- **GIVEN RECORDS**
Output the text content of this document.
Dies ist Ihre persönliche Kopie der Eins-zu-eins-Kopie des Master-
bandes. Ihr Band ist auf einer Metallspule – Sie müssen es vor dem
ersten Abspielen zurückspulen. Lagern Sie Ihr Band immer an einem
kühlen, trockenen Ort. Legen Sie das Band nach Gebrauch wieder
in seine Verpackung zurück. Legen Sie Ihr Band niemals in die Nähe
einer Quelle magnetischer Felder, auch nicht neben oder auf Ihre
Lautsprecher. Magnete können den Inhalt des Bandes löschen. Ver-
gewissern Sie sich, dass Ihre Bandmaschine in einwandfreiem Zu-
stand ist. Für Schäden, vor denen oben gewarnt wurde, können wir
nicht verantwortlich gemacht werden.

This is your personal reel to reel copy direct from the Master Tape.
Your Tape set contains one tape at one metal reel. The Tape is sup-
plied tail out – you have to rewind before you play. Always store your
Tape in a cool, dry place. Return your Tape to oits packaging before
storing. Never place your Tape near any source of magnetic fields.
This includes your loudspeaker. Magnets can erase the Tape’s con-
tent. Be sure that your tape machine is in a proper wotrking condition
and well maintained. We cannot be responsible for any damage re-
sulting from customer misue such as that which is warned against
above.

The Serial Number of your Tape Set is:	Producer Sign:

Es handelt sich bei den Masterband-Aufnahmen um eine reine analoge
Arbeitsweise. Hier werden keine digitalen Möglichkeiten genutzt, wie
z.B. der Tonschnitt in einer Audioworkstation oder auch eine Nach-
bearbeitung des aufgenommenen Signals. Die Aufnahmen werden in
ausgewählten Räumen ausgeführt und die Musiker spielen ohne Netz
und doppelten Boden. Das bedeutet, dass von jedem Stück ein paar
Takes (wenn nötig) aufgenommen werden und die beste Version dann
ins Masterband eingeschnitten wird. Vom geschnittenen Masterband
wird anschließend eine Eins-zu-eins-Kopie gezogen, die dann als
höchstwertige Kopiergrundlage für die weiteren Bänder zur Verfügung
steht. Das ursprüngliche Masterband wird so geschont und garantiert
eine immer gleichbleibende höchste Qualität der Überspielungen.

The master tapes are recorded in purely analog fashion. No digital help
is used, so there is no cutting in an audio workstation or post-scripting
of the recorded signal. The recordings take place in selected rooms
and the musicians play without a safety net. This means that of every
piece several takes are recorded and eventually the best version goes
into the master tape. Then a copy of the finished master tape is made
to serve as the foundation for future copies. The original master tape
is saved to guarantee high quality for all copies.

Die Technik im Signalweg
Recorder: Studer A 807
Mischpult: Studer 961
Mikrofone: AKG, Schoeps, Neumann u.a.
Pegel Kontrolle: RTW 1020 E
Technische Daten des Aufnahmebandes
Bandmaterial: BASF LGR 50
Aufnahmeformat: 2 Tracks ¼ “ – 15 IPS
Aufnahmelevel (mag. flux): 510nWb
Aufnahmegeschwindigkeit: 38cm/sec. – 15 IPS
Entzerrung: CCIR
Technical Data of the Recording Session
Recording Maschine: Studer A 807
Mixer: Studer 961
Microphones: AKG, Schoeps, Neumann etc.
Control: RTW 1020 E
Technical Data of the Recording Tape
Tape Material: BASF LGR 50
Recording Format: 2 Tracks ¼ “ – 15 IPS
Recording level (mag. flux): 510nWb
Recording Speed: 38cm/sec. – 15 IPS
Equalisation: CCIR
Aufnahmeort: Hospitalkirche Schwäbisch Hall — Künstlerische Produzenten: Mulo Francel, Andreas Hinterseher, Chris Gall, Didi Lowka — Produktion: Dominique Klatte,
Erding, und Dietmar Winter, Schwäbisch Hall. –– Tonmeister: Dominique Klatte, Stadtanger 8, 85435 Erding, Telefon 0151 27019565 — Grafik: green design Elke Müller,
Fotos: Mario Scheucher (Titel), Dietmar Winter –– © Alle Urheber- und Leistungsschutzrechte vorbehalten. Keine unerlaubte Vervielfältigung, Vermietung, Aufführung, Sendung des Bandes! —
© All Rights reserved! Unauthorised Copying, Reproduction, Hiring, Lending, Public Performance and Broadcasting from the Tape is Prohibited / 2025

- **WHAT YOU ARE ASKED TO DO**
List, from the entries above, every line in which the word "einer" shows up.

- **TASK RESPONSE**
bandes. Ihr Band ist auf einer Metallspule – Sie müssen es vor dem
einer Quelle magnetischer Felder, auch nicht neben oder auf Ihre
z.B. der Tonschnitt in einer Audioworkstation oder auch eine Nach-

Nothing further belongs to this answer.